What the exercise asks: Every entry below should be repeated exactly; the pictures should not.

==*==

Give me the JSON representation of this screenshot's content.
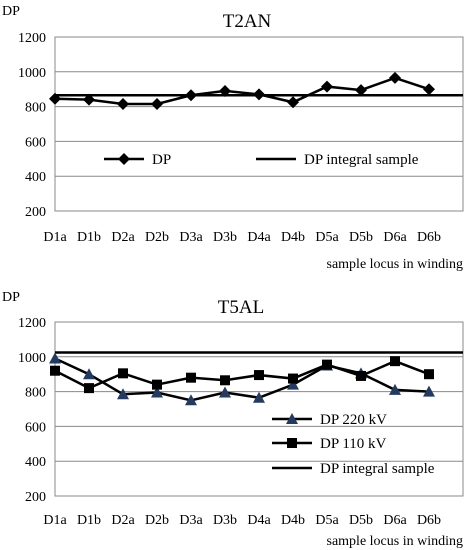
{
  "chart_data": [
    {
      "type": "line",
      "title": "T2AN",
      "ylabel": "DP",
      "xlabel": "sample locus in winding",
      "categories": [
        "D1a",
        "D1b",
        "D2a",
        "D2b",
        "D3a",
        "D3b",
        "D4a",
        "D4b",
        "D5a",
        "D5b",
        "D6a",
        "D6b"
      ],
      "ylim": [
        200,
        1200
      ],
      "yticks": [
        200,
        400,
        600,
        800,
        1000,
        1200
      ],
      "series": [
        {
          "name": "DP",
          "marker": "diamond",
          "values": [
            845,
            840,
            815,
            815,
            865,
            890,
            870,
            825,
            915,
            895,
            965,
            900
          ]
        }
      ],
      "reference_lines": [
        {
          "name": "DP integral sample",
          "value": 865
        }
      ],
      "grid": "horizontal",
      "legend": "middle"
    },
    {
      "type": "line",
      "title": "T5AL",
      "ylabel": "DP",
      "xlabel": "sample locus in winding",
      "categories": [
        "D1a",
        "D1b",
        "D2a",
        "D2b",
        "D3a",
        "D3b",
        "D4a",
        "D4b",
        "D5a",
        "D5b",
        "D6a",
        "D6b"
      ],
      "ylim": [
        200,
        1200
      ],
      "yticks": [
        200,
        400,
        600,
        800,
        1000,
        1200
      ],
      "series": [
        {
          "name": "DP 220 kV",
          "marker": "triangle",
          "color": "#243a5e",
          "values": [
            990,
            900,
            785,
            795,
            750,
            795,
            765,
            840,
            950,
            905,
            810,
            800
          ]
        },
        {
          "name": "DP 110 kV",
          "marker": "square",
          "color": "#000000",
          "values": [
            920,
            820,
            905,
            840,
            880,
            865,
            895,
            875,
            955,
            890,
            975,
            900
          ]
        }
      ],
      "reference_lines": [
        {
          "name": "DP integral sample",
          "value": 1025
        }
      ],
      "grid": "horizontal",
      "legend": "bottom-right"
    }
  ]
}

==*==

Reply:
Give me the JSON representation of this screenshot's content.
{
  "chart_data": [
    {
      "type": "line",
      "title": "T2AN",
      "ylabel": "DP",
      "xlabel": "sample locus in winding",
      "categories": [
        "D1a",
        "D1b",
        "D2a",
        "D2b",
        "D3a",
        "D3b",
        "D4a",
        "D4b",
        "D5a",
        "D5b",
        "D6a",
        "D6b"
      ],
      "ylim": [
        200,
        1200
      ],
      "yticks": [
        200,
        400,
        600,
        800,
        1000,
        1200
      ],
      "series": [
        {
          "name": "DP",
          "marker": "diamond",
          "values": [
            845,
            840,
            815,
            815,
            865,
            890,
            870,
            825,
            915,
            895,
            965,
            900
          ]
        }
      ],
      "reference_lines": [
        {
          "name": "DP integral sample",
          "value": 865
        }
      ],
      "grid": "horizontal",
      "legend": "middle"
    },
    {
      "type": "line",
      "title": "T5AL",
      "ylabel": "DP",
      "xlabel": "sample locus in winding",
      "categories": [
        "D1a",
        "D1b",
        "D2a",
        "D2b",
        "D3a",
        "D3b",
        "D4a",
        "D4b",
        "D5a",
        "D5b",
        "D6a",
        "D6b"
      ],
      "ylim": [
        200,
        1200
      ],
      "yticks": [
        200,
        400,
        600,
        800,
        1000,
        1200
      ],
      "series": [
        {
          "name": "DP 220 kV",
          "marker": "triangle",
          "color": "#243a5e",
          "values": [
            990,
            900,
            785,
            795,
            750,
            795,
            765,
            840,
            950,
            905,
            810,
            800
          ]
        },
        {
          "name": "DP 110 kV",
          "marker": "square",
          "color": "#000000",
          "values": [
            920,
            820,
            905,
            840,
            880,
            865,
            895,
            875,
            955,
            890,
            975,
            900
          ]
        }
      ],
      "reference_lines": [
        {
          "name": "DP integral sample",
          "value": 1025
        }
      ],
      "grid": "horizontal",
      "legend": "bottom-right"
    }
  ]
}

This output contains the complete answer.